Give every entry again, word for word.

> _Records for this task_:
§ §
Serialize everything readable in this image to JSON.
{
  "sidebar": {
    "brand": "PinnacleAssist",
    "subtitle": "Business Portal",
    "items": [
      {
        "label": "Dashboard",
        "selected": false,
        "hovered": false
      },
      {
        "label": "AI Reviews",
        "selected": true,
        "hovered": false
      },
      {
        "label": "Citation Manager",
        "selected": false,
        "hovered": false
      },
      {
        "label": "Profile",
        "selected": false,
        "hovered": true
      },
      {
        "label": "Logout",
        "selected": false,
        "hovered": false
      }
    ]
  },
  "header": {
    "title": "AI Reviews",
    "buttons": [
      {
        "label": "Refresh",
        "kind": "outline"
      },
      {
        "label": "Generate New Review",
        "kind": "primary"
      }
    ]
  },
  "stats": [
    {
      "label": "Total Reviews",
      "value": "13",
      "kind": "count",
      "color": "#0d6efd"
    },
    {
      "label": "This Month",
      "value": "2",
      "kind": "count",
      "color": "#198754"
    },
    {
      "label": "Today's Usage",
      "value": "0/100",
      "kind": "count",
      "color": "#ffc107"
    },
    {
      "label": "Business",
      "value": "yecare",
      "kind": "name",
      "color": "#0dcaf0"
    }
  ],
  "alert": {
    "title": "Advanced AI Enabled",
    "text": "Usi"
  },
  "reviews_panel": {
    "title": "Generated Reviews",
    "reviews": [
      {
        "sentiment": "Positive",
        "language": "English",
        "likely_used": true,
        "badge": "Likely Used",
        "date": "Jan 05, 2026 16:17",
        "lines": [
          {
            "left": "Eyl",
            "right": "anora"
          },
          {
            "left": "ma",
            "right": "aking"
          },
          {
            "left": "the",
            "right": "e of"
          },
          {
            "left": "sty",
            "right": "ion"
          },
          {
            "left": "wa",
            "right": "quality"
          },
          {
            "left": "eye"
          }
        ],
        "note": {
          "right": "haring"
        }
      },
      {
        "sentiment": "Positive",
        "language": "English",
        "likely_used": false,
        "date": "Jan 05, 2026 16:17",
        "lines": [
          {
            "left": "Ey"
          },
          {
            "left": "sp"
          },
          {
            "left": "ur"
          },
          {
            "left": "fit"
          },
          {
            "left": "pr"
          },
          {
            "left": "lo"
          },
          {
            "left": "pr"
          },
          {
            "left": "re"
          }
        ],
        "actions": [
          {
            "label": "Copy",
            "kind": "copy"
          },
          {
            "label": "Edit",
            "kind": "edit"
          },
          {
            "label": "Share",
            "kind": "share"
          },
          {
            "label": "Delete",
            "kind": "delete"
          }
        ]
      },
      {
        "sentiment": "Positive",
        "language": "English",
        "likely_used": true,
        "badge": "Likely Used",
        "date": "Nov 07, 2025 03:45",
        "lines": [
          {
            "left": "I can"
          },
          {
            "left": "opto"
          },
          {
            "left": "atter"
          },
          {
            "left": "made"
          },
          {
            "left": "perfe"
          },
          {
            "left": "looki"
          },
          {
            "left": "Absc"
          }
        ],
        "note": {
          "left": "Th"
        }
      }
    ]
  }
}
§ §
> _Full output_:
Serialize everything readable in this image to JSON.
{
  "sidebar": {
    "brand": "PinnacleAssist",
    "subtitle": "Business Portal",
    "items": [
      {
        "label": "Dashboard",
        "selected": false,
        "hovered": false
      },
      {
        "label": "AI Reviews",
        "selected": true,
        "hovered": false
      },
      {
        "label": "Citation Manager",
        "selected": false,
        "hovered": false
      },
      {
        "label": "Profile",
        "selected": false,
        "hovered": true
      },
      {
        "label": "Logout",
        "selected": false,
        "hovered": false
      }
    ]
  },
  "header": {
    "title": "AI Reviews",
    "buttons": [
      {
        "label": "Refresh",
        "kind": "outline"
      },
      {
        "label": "Generate New Review",
        "kind": "primary"
      }
    ]
  },
  "stats": [
    {
      "label": "Total Reviews",
      "value": "13",
      "kind": "count",
      "color": "#0d6efd"
    },
    {
      "label": "This Month",
      "value": "2",
      "kind": "count",
      "color": "#198754"
    },
    {
      "label": "Today's Usage",
      "value": "0/100",
      "kind": "count",
      "color": "#ffc107"
    },
    {
      "label": "Business",
      "value": "yecare",
      "kind": "name",
      "color": "#0dcaf0"
    }
  ],
  "alert": {
    "title": "Advanced AI Enabled",
    "text": "Usi"
  },
  "reviews_panel": {
    "title": "Generated Reviews",
    "reviews": [
      {
        "sentiment": "Positive",
        "language": "English",
        "likely_used": true,
        "badge": "Likely Used",
        "date": "Jan 05, 2026 16:17",
        "lines": [
          {
            "left": "Eyl",
            "right": "anora"
          },
          {
            "left": "ma",
            "right": "aking"
          },
          {
            "left": "the",
            "right": "e of"
          },
          {
            "left": "sty",
            "right": "ion"
          },
          {
            "left": "wa",
            "right": "quality"
          },
          {
            "left": "eye"
          }
        ],
        "note": {
          "right": "haring"
        }
      },
      {
        "sentiment": "Positive",
        "language": "English",
        "likely_used": false,
        "date": "Jan 05, 2026 16:17",
        "lines": [
          {
            "left": "Ey"
          },
          {
            "left": "sp"
          },
          {
            "left": "ur"
          },
          {
            "left": "fit"
          },
          {
            "left": "pr"
          },
          {
            "left": "lo"
          },
          {
            "left": "pr"
          },
          {
            "left": "re"
          }
        ],
        "actions": [
          {
            "label": "Copy",
            "kind": "copy"
          },
          {
            "label": "Edit",
            "kind": "edit"
          },
          {
            "label": "Share",
            "kind": "share"
          },
          {
            "label": "Delete",
            "kind": "delete"
          }
        ]
      },
      {
        "sentiment": "Positive",
        "language": "English",
        "likely_used": true,
        "badge": "Likely Used",
        "date": "Nov 07, 2025 03:45",
        "lines": [
          {
            "left": "I can"
          },
          {
            "left": "opto"
          },
          {
            "left": "atter"
          },
          {
            "left": "made"
          },
          {
            "left": "perfe"
          },
          {
            "left": "looki"
          },
          {
            "left": "Absc"
          }
        ],
        "note": {
          "left": "Th"
        }
      }
    ]
  }
}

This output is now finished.